Input records:
■ ■ ■ ■ ■

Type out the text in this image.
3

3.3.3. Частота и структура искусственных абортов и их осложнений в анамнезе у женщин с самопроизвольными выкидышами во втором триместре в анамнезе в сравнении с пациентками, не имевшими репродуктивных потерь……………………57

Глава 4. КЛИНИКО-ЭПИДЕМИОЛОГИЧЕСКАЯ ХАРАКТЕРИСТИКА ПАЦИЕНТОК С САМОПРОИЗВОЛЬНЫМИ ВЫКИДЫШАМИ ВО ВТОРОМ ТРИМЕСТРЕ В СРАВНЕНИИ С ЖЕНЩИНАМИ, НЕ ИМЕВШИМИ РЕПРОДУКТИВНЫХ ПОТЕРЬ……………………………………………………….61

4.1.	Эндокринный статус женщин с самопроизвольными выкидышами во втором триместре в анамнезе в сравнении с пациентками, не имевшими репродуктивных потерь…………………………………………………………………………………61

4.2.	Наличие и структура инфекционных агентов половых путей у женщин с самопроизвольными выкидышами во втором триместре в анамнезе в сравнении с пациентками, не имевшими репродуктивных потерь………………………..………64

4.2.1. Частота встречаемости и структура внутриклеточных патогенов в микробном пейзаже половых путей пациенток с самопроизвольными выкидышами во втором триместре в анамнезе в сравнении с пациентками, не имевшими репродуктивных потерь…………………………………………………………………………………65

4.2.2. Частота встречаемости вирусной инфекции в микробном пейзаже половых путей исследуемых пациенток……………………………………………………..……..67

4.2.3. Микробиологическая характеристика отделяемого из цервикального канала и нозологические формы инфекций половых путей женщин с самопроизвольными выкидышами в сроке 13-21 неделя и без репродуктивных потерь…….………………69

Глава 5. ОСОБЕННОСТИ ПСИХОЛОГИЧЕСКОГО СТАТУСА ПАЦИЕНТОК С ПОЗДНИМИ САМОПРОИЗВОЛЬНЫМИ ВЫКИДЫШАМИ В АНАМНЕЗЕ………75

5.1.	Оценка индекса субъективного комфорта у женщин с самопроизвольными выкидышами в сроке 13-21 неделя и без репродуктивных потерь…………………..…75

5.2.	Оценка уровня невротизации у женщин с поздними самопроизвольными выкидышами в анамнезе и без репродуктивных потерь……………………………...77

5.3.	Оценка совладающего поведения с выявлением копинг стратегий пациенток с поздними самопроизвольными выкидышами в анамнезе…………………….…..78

■ ■ ■ ■ ■

Quote all of the entries exactly as they appear.

Type out the text in this image.
3

3.3.3. Частота и структура искусственных абортов и их осложнений в анамнезе у женщин с самопроизвольными выкидышами во втором триместре в анамнезе в сравнении с пациентками, не имевшими репродуктивных потерь……………………57

Глава 4. КЛИНИКО-ЭПИДЕМИОЛОГИЧЕСКАЯ ХАРАКТЕРИСТИКА ПАЦИЕНТОК С САМОПРОИЗВОЛЬНЫМИ ВЫКИДЫШАМИ ВО ВТОРОМ ТРИМЕСТРЕ В СРАВНЕНИИ С ЖЕНЩИНАМИ, НЕ ИМЕВШИМИ РЕПРОДУКТИВНЫХ ПОТЕРЬ……………………………………………………….61

4.1.	Эндокринный статус женщин с самопроизвольными выкидышами во втором триместре в анамнезе в сравнении с пациентками, не имевшими репродуктивных потерь…………………………………………………………………………………61

4.2.	Наличие и структура инфекционных агентов половых путей у женщин с самопроизвольными выкидышами во втором триместре в анамнезе в сравнении с пациентками, не имевшими репродуктивных потерь………………………..………64

4.2.1. Частота встречаемости и структура внутриклеточных патогенов в микробном пейзаже половых путей пациенток с самопроизвольными выкидышами во втором триместре в анамнезе в сравнении с пациентками, не имевшими репродуктивных потерь…………………………………………………………………………………65

4.2.2. Частота встречаемости вирусной инфекции в микробном пейзаже половых путей исследуемых пациенток……………………………………………………..……..67

4.2.3. Микробиологическая характеристика отделяемого из цервикального канала и нозологические формы инфекций половых путей женщин с самопроизвольными выкидышами в сроке 13-21 неделя и без репродуктивных потерь…….………………69

Глава 5. ОСОБЕННОСТИ ПСИХОЛОГИЧЕСКОГО СТАТУСА ПАЦИЕНТОК С ПОЗДНИМИ САМОПРОИЗВОЛЬНЫМИ ВЫКИДЫШАМИ В АНАМНЕЗЕ………75

5.1.	Оценка индекса субъективного комфорта у женщин с самопроизвольными выкидышами в сроке 13-21 неделя и без репродуктивных потерь…………………..…75

5.2.	Оценка уровня невротизации у женщин с поздними самопроизвольными выкидышами в анамнезе и без репродуктивных потерь……………………………...77

5.3.	Оценка совладающего поведения с выявлением копинг стратегий пациенток с поздними самопроизвольными выкидышами в анамнезе…………………….…..78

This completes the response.